Copy out each line of the material below with no changes.

Source records:
[BEGIN]

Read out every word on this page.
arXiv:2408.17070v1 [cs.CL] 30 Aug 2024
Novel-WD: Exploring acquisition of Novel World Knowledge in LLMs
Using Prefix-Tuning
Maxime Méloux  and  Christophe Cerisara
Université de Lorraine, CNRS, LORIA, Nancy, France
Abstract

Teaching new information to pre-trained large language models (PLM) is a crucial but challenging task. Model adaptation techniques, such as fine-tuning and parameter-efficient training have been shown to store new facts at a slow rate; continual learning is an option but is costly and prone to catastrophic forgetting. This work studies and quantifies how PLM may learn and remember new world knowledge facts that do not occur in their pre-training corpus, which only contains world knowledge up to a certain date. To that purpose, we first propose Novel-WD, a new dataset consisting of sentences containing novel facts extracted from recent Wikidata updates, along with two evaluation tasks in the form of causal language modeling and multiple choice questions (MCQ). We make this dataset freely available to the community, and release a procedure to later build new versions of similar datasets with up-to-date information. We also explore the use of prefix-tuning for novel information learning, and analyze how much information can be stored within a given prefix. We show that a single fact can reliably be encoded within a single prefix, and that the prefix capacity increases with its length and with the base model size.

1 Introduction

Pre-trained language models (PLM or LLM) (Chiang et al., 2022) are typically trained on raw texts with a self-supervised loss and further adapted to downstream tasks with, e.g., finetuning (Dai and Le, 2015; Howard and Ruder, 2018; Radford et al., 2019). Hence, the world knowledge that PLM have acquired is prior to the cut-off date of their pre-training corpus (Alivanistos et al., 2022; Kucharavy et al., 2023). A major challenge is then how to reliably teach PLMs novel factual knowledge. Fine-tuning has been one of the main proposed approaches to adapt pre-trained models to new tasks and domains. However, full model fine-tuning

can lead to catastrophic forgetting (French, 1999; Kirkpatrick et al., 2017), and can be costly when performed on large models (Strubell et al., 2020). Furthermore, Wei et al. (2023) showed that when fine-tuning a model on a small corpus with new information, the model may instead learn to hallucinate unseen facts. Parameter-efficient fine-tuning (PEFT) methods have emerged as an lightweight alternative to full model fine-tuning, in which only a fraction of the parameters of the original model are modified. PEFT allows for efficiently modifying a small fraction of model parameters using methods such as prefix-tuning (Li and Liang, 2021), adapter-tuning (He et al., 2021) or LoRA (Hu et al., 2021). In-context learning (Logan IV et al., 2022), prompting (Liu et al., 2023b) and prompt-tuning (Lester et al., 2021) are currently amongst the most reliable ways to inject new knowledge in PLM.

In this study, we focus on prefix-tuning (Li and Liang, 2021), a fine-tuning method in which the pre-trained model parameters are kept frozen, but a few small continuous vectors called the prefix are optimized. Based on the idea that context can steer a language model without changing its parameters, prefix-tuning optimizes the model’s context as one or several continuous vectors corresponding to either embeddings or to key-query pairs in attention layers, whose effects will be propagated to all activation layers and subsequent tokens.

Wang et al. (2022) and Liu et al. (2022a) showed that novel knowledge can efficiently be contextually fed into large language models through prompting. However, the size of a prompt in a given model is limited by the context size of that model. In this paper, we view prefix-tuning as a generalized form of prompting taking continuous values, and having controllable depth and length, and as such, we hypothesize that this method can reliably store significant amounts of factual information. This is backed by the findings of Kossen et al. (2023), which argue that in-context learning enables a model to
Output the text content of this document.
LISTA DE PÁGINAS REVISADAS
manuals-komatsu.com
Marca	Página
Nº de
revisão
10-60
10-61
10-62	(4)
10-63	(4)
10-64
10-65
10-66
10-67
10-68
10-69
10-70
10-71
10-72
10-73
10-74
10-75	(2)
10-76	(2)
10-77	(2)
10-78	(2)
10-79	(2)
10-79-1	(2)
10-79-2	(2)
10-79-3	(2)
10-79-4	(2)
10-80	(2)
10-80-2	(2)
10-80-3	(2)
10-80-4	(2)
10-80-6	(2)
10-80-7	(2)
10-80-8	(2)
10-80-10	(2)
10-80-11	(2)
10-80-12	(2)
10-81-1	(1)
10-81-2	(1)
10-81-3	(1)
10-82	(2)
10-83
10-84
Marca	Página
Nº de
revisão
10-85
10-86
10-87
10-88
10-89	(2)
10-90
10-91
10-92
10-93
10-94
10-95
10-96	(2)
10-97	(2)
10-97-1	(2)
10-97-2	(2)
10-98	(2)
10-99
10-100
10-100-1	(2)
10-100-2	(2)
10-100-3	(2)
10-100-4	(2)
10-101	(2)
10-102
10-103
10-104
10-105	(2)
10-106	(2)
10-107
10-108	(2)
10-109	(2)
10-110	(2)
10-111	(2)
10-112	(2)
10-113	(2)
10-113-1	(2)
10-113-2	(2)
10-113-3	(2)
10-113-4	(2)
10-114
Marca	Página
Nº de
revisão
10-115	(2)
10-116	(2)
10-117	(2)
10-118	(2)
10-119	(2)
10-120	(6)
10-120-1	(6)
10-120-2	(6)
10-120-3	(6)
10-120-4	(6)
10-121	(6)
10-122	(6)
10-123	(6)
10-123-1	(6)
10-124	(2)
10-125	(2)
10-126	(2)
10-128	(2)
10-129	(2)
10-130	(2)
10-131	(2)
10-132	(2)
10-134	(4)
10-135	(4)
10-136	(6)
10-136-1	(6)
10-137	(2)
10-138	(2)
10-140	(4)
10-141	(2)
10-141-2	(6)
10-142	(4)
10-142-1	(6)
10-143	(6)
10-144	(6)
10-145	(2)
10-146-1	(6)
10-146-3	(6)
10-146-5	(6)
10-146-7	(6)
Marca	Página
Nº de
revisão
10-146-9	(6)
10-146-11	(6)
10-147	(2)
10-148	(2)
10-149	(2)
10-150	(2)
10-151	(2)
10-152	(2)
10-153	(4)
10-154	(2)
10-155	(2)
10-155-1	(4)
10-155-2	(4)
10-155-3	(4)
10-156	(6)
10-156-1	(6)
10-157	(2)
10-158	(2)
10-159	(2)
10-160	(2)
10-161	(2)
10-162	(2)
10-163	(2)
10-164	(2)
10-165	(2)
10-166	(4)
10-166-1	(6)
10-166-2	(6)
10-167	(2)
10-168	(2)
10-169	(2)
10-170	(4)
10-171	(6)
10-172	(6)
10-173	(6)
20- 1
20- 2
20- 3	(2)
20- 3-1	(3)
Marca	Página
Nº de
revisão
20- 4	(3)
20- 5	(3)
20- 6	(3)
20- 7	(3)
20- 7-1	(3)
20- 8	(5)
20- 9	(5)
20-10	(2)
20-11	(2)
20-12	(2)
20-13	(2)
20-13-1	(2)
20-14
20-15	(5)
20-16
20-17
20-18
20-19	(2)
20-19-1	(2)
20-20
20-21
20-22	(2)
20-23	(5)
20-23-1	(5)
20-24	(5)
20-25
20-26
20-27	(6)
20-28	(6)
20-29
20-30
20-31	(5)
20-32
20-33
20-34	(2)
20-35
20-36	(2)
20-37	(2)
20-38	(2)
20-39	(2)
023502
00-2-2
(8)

[END]

* OUTPUT OF THE TASK *
Read out every word on this page.
arXiv:2408.17070v1 [cs.CL] 30 Aug 2024
Novel-WD: Exploring acquisition of Novel World Knowledge in LLMs
Using Prefix-Tuning
Maxime Méloux  and  Christophe Cerisara
Université de Lorraine, CNRS, LORIA, Nancy, France
Abstract

Teaching new information to pre-trained large language models (PLM) is a crucial but challenging task. Model adaptation techniques, such as fine-tuning and parameter-efficient training have been shown to store new facts at a slow rate; continual learning is an option but is costly and prone to catastrophic forgetting. This work studies and quantifies how PLM may learn and remember new world knowledge facts that do not occur in their pre-training corpus, which only contains world knowledge up to a certain date. To that purpose, we first propose Novel-WD, a new dataset consisting of sentences containing novel facts extracted from recent Wikidata updates, along with two evaluation tasks in the form of causal language modeling and multiple choice questions (MCQ). We make this dataset freely available to the community, and release a procedure to later build new versions of similar datasets with up-to-date information. We also explore the use of prefix-tuning for novel information learning, and analyze how much information can be stored within a given prefix. We show that a single fact can reliably be encoded within a single prefix, and that the prefix capacity increases with its length and with the base model size.

1 Introduction

Pre-trained language models (PLM or LLM) (Chiang et al., 2022) are typically trained on raw texts with a self-supervised loss and further adapted to downstream tasks with, e.g., finetuning (Dai and Le, 2015; Howard and Ruder, 2018; Radford et al., 2019). Hence, the world knowledge that PLM have acquired is prior to the cut-off date of their pre-training corpus (Alivanistos et al., 2022; Kucharavy et al., 2023). A major challenge is then how to reliably teach PLMs novel factual knowledge. Fine-tuning has been one of the main proposed approaches to adapt pre-trained models to new tasks and domains. However, full model fine-tuning

can lead to catastrophic forgetting (French, 1999; Kirkpatrick et al., 2017), and can be costly when performed on large models (Strubell et al., 2020). Furthermore, Wei et al. (2023) showed that when fine-tuning a model on a small corpus with new information, the model may instead learn to hallucinate unseen facts. Parameter-efficient fine-tuning (PEFT) methods have emerged as an lightweight alternative to full model fine-tuning, in which only a fraction of the parameters of the original model are modified. PEFT allows for efficiently modifying a small fraction of model parameters using methods such as prefix-tuning (Li and Liang, 2021), adapter-tuning (He et al., 2021) or LoRA (Hu et al., 2021). In-context learning (Logan IV et al., 2022), prompting (Liu et al., 2023b) and prompt-tuning (Lester et al., 2021) are currently amongst the most reliable ways to inject new knowledge in PLM.

In this study, we focus on prefix-tuning (Li and Liang, 2021), a fine-tuning method in which the pre-trained model parameters are kept frozen, but a few small continuous vectors called the prefix are optimized. Based on the idea that context can steer a language model without changing its parameters, prefix-tuning optimizes the model’s context as one or several continuous vectors corresponding to either embeddings or to key-query pairs in attention layers, whose effects will be propagated to all activation layers and subsequent tokens.

Wang et al. (2022) and Liu et al. (2022a) showed that novel knowledge can efficiently be contextually fed into large language models through prompting. However, the size of a prompt in a given model is limited by the context size of that model. In this paper, we view prefix-tuning as a generalized form of prompting taking continuous values, and having controllable depth and length, and as such, we hypothesize that this method can reliably store significant amounts of factual information. This is backed by the findings of Kossen et al. (2023), which argue that in-context learning enables a model to
Output the text content of this document.
LISTA DE PÁGINAS REVISADAS
manuals-komatsu.com
Marca	Página
Nº de
revisão
10-60
10-61
10-62	(4)
10-63	(4)
10-64
10-65
10-66
10-67
10-68
10-69
10-70
10-71
10-72
10-73
10-74
10-75	(2)
10-76	(2)
10-77	(2)
10-78	(2)
10-79	(2)
10-79-1	(2)
10-79-2	(2)
10-79-3	(2)
10-79-4	(2)
10-80	(2)
10-80-2	(2)
10-80-3	(2)
10-80-4	(2)
10-80-6	(2)
10-80-7	(2)
10-80-8	(2)
10-80-10	(2)
10-80-11	(2)
10-80-12	(2)
10-81-1	(1)
10-81-2	(1)
10-81-3	(1)
10-82	(2)
10-83
10-84
Marca	Página
Nº de
revisão
10-85
10-86
10-87
10-88
10-89	(2)
10-90
10-91
10-92
10-93
10-94
10-95
10-96	(2)
10-97	(2)
10-97-1	(2)
10-97-2	(2)
10-98	(2)
10-99
10-100
10-100-1	(2)
10-100-2	(2)
10-100-3	(2)
10-100-4	(2)
10-101	(2)
10-102
10-103
10-104
10-105	(2)
10-106	(2)
10-107
10-108	(2)
10-109	(2)
10-110	(2)
10-111	(2)
10-112	(2)
10-113	(2)
10-113-1	(2)
10-113-2	(2)
10-113-3	(2)
10-113-4	(2)
10-114
Marca	Página
Nº de
revisão
10-115	(2)
10-116	(2)
10-117	(2)
10-118	(2)
10-119	(2)
10-120	(6)
10-120-1	(6)
10-120-2	(6)
10-120-3	(6)
10-120-4	(6)
10-121	(6)
10-122	(6)
10-123	(6)
10-123-1	(6)
10-124	(2)
10-125	(2)
10-126	(2)
10-128	(2)
10-129	(2)
10-130	(2)
10-131	(2)
10-132	(2)
10-134	(4)
10-135	(4)
10-136	(6)
10-136-1	(6)
10-137	(2)
10-138	(2)
10-140	(4)
10-141	(2)
10-141-2	(6)
10-142	(4)
10-142-1	(6)
10-143	(6)
10-144	(6)
10-145	(2)
10-146-1	(6)
10-146-3	(6)
10-146-5	(6)
10-146-7	(6)
Marca	Página
Nº de
revisão
10-146-9	(6)
10-146-11	(6)
10-147	(2)
10-148	(2)
10-149	(2)
10-150	(2)
10-151	(2)
10-152	(2)
10-153	(4)
10-154	(2)
10-155	(2)
10-155-1	(4)
10-155-2	(4)
10-155-3	(4)
10-156	(6)
10-156-1	(6)
10-157	(2)
10-158	(2)
10-159	(2)
10-160	(2)
10-161	(2)
10-162	(2)
10-163	(2)
10-164	(2)
10-165	(2)
10-166	(4)
10-166-1	(6)
10-166-2	(6)
10-167	(2)
10-168	(2)
10-169	(2)
10-170	(4)
10-171	(6)
10-172	(6)
10-173	(6)
20- 1
20- 2
20- 3	(2)
20- 3-1	(3)
Marca	Página
Nº de
revisão
20- 4	(3)
20- 5	(3)
20- 6	(3)
20- 7	(3)
20- 7-1	(3)
20- 8	(5)
20- 9	(5)
20-10	(2)
20-11	(2)
20-12	(2)
20-13	(2)
20-13-1	(2)
20-14
20-15	(5)
20-16
20-17
20-18
20-19	(2)
20-19-1	(2)
20-20
20-21
20-22	(2)
20-23	(5)
20-23-1	(5)
20-24	(5)
20-25
20-26
20-27	(6)
20-28	(6)
20-29
20-30
20-31	(5)
20-32
20-33
20-34	(2)
20-35
20-36	(2)
20-37	(2)
20-38	(2)
20-39	(2)
023502
00-2-2
(8)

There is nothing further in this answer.